Start

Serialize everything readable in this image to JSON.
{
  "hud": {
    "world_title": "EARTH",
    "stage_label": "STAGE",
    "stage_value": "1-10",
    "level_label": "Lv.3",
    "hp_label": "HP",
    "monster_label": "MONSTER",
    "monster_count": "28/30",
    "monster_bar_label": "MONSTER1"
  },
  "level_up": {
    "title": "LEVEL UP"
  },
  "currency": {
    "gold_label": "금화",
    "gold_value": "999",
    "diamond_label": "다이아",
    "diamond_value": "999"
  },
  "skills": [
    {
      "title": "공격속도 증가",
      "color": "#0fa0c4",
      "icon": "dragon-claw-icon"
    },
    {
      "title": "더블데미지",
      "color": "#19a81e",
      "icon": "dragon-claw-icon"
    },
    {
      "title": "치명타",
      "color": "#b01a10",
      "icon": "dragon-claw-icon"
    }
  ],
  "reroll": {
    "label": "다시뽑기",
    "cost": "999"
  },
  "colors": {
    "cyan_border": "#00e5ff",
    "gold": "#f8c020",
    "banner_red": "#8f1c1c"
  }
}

End

[Directions] Give the data again, exactly as it stands.

[Solution to the problem]
Serialize everything readable in this image to JSON.
{
  "hud": {
    "world_title": "EARTH",
    "stage_label": "STAGE",
    "stage_value": "1-10",
    "level_label": "Lv.3",
    "hp_label": "HP",
    "monster_label": "MONSTER",
    "monster_count": "28/30",
    "monster_bar_label": "MONSTER1"
  },
  "level_up": {
    "title": "LEVEL UP"
  },
  "currency": {
    "gold_label": "금화",
    "gold_value": "999",
    "diamond_label": "다이아",
    "diamond_value": "999"
  },
  "skills": [
    {
      "title": "공격속도 증가",
      "color": "#0fa0c4",
      "icon": "dragon-claw-icon"
    },
    {
      "title": "더블데미지",
      "color": "#19a81e",
      "icon": "dragon-claw-icon"
    },
    {
      "title": "치명타",
      "color": "#b01a10",
      "icon": "dragon-claw-icon"
    }
  ],
  "reroll": {
    "label": "다시뽑기",
    "cost": "999"
  },
  "colors": {
    "cyan_border": "#00e5ff",
    "gold": "#f8c020",
    "banner_red": "#8f1c1c"
  }
}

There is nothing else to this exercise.